Give every line back verbatim, dropping all images.

**DATA IN THIS EXERCISE**
· · ·

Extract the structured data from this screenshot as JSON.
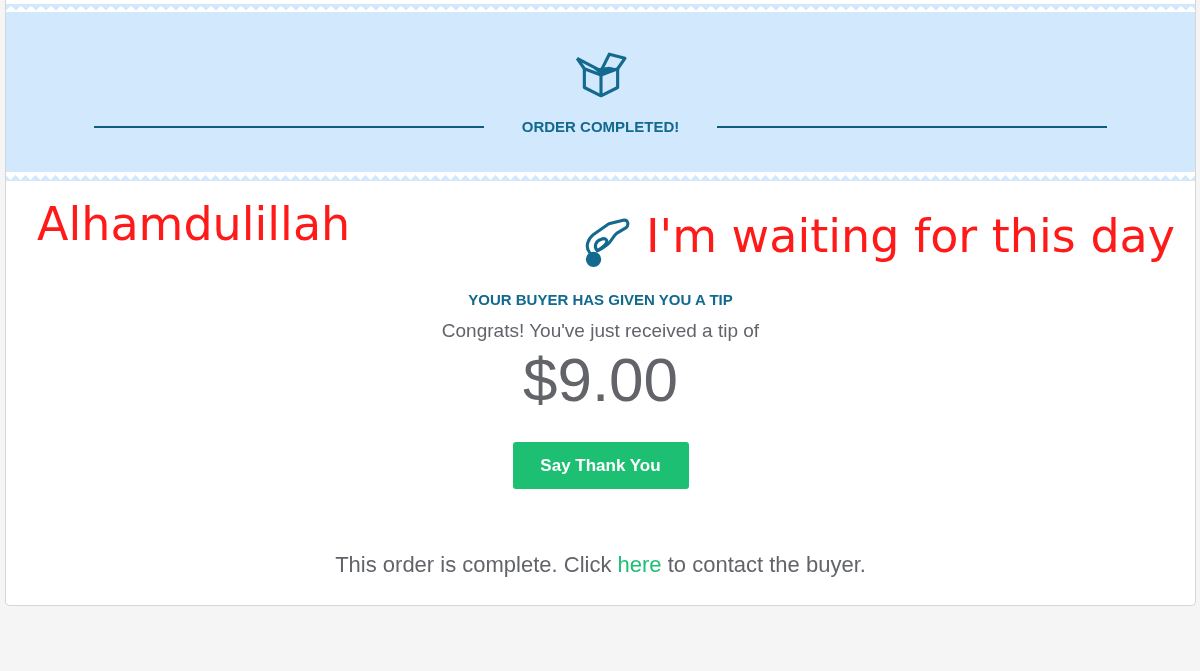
{
  "banner": {
    "title": "ORDER COMPLETED!"
  },
  "annotations": [
    "Alhamdulillah",
    "I'm waiting for this day"
  ],
  "tip": {
    "heading": "YOUR BUYER HAS GIVEN YOU A TIP",
    "message": "Congrats! You've just received a tip of",
    "amount": "$9.00",
    "button": "Say Thank You"
  },
  "footer": {
    "text_before": "This order is complete. Click ",
    "link": "here",
    "text_after": " to contact the buyer."
  }
}
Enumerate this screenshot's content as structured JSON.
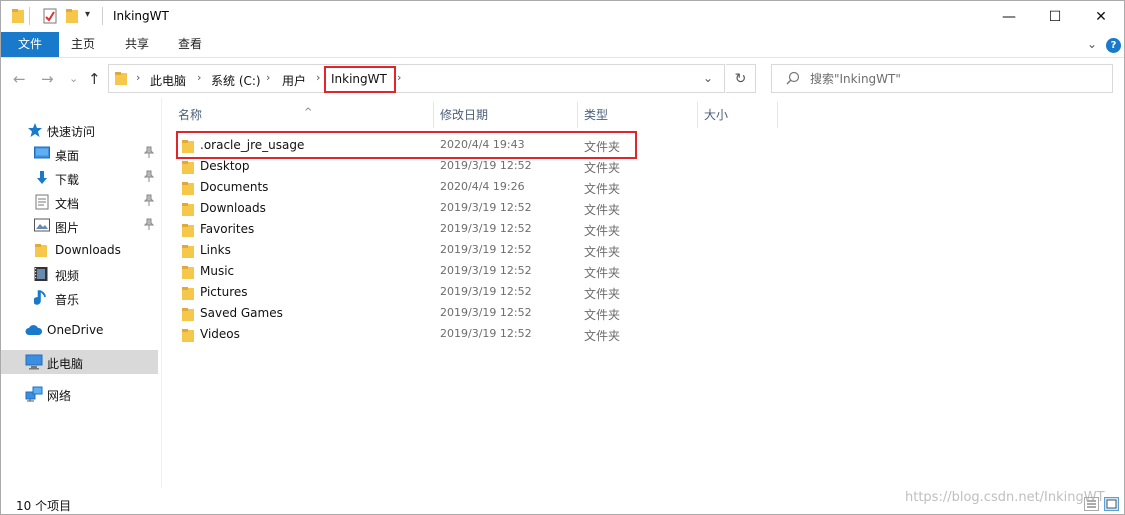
{
  "window": {
    "title": "InkingWT",
    "controls": {
      "minimize": "—",
      "maximize": "☐",
      "close": "✕"
    }
  },
  "ribbon": {
    "tabs": [
      "文件",
      "主页",
      "共享",
      "查看"
    ],
    "expand_glyph": "⌄",
    "help_glyph": "?"
  },
  "nav": {
    "back_glyph": "←",
    "forward_glyph": "→",
    "recent_glyph": "⌄",
    "up_glyph": "↑",
    "breadcrumb": [
      "此电脑",
      "系统 (C:)",
      "用户",
      "InkingWT"
    ],
    "sep_glyph": "›",
    "dropdown_glyph": "⌄",
    "refresh_glyph": "↻",
    "search_placeholder": "搜索\"InkingWT\""
  },
  "sidebar": {
    "quick_access": "快速访问",
    "items": [
      {
        "label": "桌面",
        "icon": "desktop-icon",
        "pinned": true
      },
      {
        "label": "下载",
        "icon": "download-icon",
        "pinned": true
      },
      {
        "label": "文档",
        "icon": "documents-icon",
        "pinned": true
      },
      {
        "label": "图片",
        "icon": "pictures-icon",
        "pinned": true
      },
      {
        "label": "Downloads",
        "icon": "folder-icon",
        "pinned": false
      },
      {
        "label": "视频",
        "icon": "videos-icon",
        "pinned": false
      },
      {
        "label": "音乐",
        "icon": "music-icon",
        "pinned": false
      }
    ],
    "onedrive": "OneDrive",
    "this_pc": "此电脑",
    "network": "网络",
    "pin_glyph": "📌"
  },
  "list": {
    "columns": [
      "名称",
      "修改日期",
      "类型",
      "大小"
    ],
    "sort_glyph": "^",
    "rows": [
      {
        "name": ".oracle_jre_usage",
        "date": "2020/4/4 19:43",
        "type": "文件夹"
      },
      {
        "name": "Desktop",
        "date": "2019/3/19 12:52",
        "type": "文件夹"
      },
      {
        "name": "Documents",
        "date": "2020/4/4 19:26",
        "type": "文件夹"
      },
      {
        "name": "Downloads",
        "date": "2019/3/19 12:52",
        "type": "文件夹"
      },
      {
        "name": "Favorites",
        "date": "2019/3/19 12:52",
        "type": "文件夹"
      },
      {
        "name": "Links",
        "date": "2019/3/19 12:52",
        "type": "文件夹"
      },
      {
        "name": "Music",
        "date": "2019/3/19 12:52",
        "type": "文件夹"
      },
      {
        "name": "Pictures",
        "date": "2019/3/19 12:52",
        "type": "文件夹"
      },
      {
        "name": "Saved Games",
        "date": "2019/3/19 12:52",
        "type": "文件夹"
      },
      {
        "name": "Videos",
        "date": "2019/3/19 12:52",
        "type": "文件夹"
      }
    ]
  },
  "status": {
    "item_count": "10 个项目"
  },
  "watermark": "https://blog.csdn.net/InkingWT",
  "colors": {
    "accent": "#1979ca",
    "folder": "#f5c84c",
    "highlight": "#e0262b",
    "selected": "#d9d9d9"
  }
}
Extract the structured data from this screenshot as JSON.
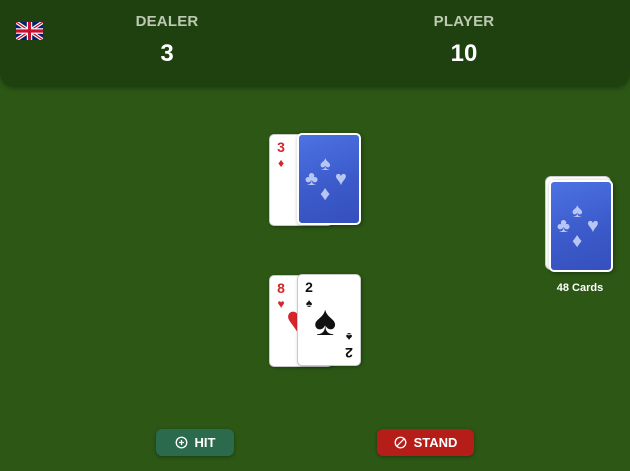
{
  "header": {
    "language_flag": "uk-flag-icon",
    "dealer": {
      "label": "DEALER",
      "score": "3"
    },
    "player": {
      "label": "PLAYER",
      "score": "10"
    }
  },
  "dealer_hand": [
    {
      "rank": "3",
      "suit": "♦",
      "suit_name": "diamonds",
      "color": "red",
      "face_up": true
    },
    {
      "face_up": false,
      "back_symbols": [
        "♠",
        "♣",
        "♥",
        "♦"
      ]
    }
  ],
  "player_hand": [
    {
      "rank": "8",
      "suit": "♥",
      "suit_name": "hearts",
      "color": "red",
      "face_up": true
    },
    {
      "rank": "2",
      "suit": "♠",
      "suit_name": "spades",
      "color": "black",
      "face_up": true
    }
  ],
  "deck": {
    "count_label": "48 Cards",
    "back_symbols": [
      "♠",
      "♣",
      "♥",
      "♦"
    ]
  },
  "actions": {
    "hit_label": "HIT",
    "hit_icon": "plus-circle-icon",
    "stand_label": "STAND",
    "stand_icon": "ban-icon"
  },
  "colors": {
    "table": "#2c5715",
    "scorebar": "#1f4110",
    "card_back": "#3b59c9",
    "hit_button": "#2c6a4d",
    "stand_button": "#b51d18",
    "red_suit": "#d6262c"
  }
}
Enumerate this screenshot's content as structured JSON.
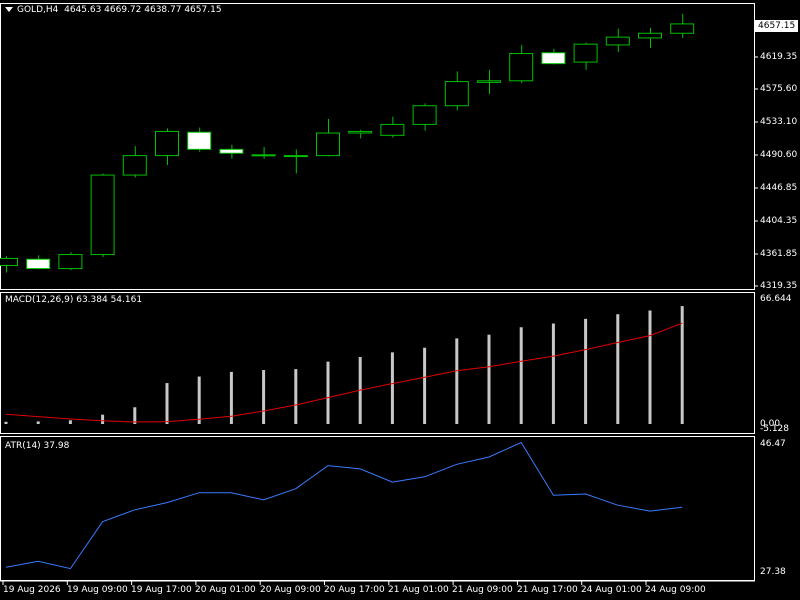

· · ·

**REPLY TO THE TASK**
Extract the structured data from this screenshot as JSON.
{
  "banner": {
    "title": "ORDER COMPLETED!"
  },
  "annotations": [
    "Alhamdulillah",
    "I'm waiting for this day"
  ],
  "tip": {
    "heading": "YOUR BUYER HAS GIVEN YOU A TIP",
    "message": "Congrats! You've just received a tip of",
    "amount": "$9.00",
    "button": "Say Thank You"
  },
  "footer": {
    "text_before": "This order is complete. Click ",
    "link": "here",
    "text_after": " to contact the buyer."
  }
}
Enumerate this screenshot's content as structured JSON.
{
  "window": {
    "title": "InkingWT",
    "controls": {
      "minimize": "—",
      "maximize": "☐",
      "close": "✕"
    }
  },
  "ribbon": {
    "tabs": [
      "文件",
      "主页",
      "共享",
      "查看"
    ],
    "expand_glyph": "⌄",
    "help_glyph": "?"
  },
  "nav": {
    "back_glyph": "←",
    "forward_glyph": "→",
    "recent_glyph": "⌄",
    "up_glyph": "↑",
    "breadcrumb": [
      "此电脑",
      "系统 (C:)",
      "用户",
      "InkingWT"
    ],
    "sep_glyph": "›",
    "dropdown_glyph": "⌄",
    "refresh_glyph": "↻",
    "search_placeholder": "搜索\"InkingWT\""
  },
  "sidebar": {
    "quick_access": "快速访问",
    "items": [
      {
        "label": "桌面",
        "icon": "desktop-icon",
        "pinned": true
      },
      {
        "label": "下载",
        "icon": "download-icon",
        "pinned": true
      },
      {
        "label": "文档",
        "icon": "documents-icon",
        "pinned": true
      },
      {
        "label": "图片",
        "icon": "pictures-icon",
        "pinned": true
      },
      {
        "label": "Downloads",
        "icon": "folder-icon",
        "pinned": false
      },
      {
        "label": "视频",
        "icon": "videos-icon",
        "pinned": false
      },
      {
        "label": "音乐",
        "icon": "music-icon",
        "pinned": false
      }
    ],
    "onedrive": "OneDrive",
    "this_pc": "此电脑",
    "network": "网络",
    "pin_glyph": "📌"
  },
  "list": {
    "columns": [
      "名称",
      "修改日期",
      "类型",
      "大小"
    ],
    "sort_glyph": "^",
    "rows": [
      {
        "name": ".oracle_jre_usage",
        "date": "2020/4/4 19:43",
        "type": "文件夹"
      },
      {
        "name": "Desktop",
        "date": "2019/3/19 12:52",
        "type": "文件夹"
      },
      {
        "name": "Documents",
        "date": "2020/4/4 19:26",
        "type": "文件夹"
      },
      {
        "name": "Downloads",
        "date": "2019/3/19 12:52",
        "type": "文件夹"
      },
      {
        "name": "Favorites",
        "date": "2019/3/19 12:52",
        "type": "文件夹"
      },
      {
        "name": "Links",
        "date": "2019/3/19 12:52",
        "type": "文件夹"
      },
      {
        "name": "Music",
        "date": "2019/3/19 12:52",
        "type": "文件夹"
      },
      {
        "name": "Pictures",
        "date": "2019/3/19 12:52",
        "type": "文件夹"
      },
      {
        "name": "Saved Games",
        "date": "2019/3/19 12:52",
        "type": "文件夹"
      },
      {
        "name": "Videos",
        "date": "2019/3/19 12:52",
        "type": "文件夹"
      }
    ]
  },
  "status": {
    "item_count": "10 个项目"
  },
  "watermark": "https://blog.csdn.net/InkingWT",
  "colors": {
    "accent": "#1979ca",
    "folder": "#f5c84c",
    "highlight": "#e0262b",
    "selected": "#d9d9d9"
  }
}
Extract the structured data from this screenshot as JSON.
{
  "header": {
    "language_flag": "uk-flag-icon",
    "dealer": {
      "label": "DEALER",
      "score": "3"
    },
    "player": {
      "label": "PLAYER",
      "score": "10"
    }
  },
  "dealer_hand": [
    {
      "rank": "3",
      "suit": "♦",
      "suit_name": "diamonds",
      "color": "red",
      "face_up": true
    },
    {
      "face_up": false,
      "back_symbols": [
        "♠",
        "♣",
        "♥",
        "♦"
      ]
    }
  ],
  "player_hand": [
    {
      "rank": "8",
      "suit": "♥",
      "suit_name": "hearts",
      "color": "red",
      "face_up": true
    },
    {
      "rank": "2",
      "suit": "♠",
      "suit_name": "spades",
      "color": "black",
      "face_up": true
    }
  ],
  "deck": {
    "count_label": "48 Cards",
    "back_symbols": [
      "♠",
      "♣",
      "♥",
      "♦"
    ]
  },
  "actions": {
    "hit_label": "HIT",
    "hit_icon": "plus-circle-icon",
    "stand_label": "STAND",
    "stand_icon": "ban-icon"
  },
  "colors": {
    "table": "#2c5715",
    "scorebar": "#1f4110",
    "card_back": "#3b59c9",
    "hit_button": "#2c6a4d",
    "stand_button": "#b51d18",
    "red_suit": "#d6262c"
  }
}
Enumerate this screenshot's content as structured JSON.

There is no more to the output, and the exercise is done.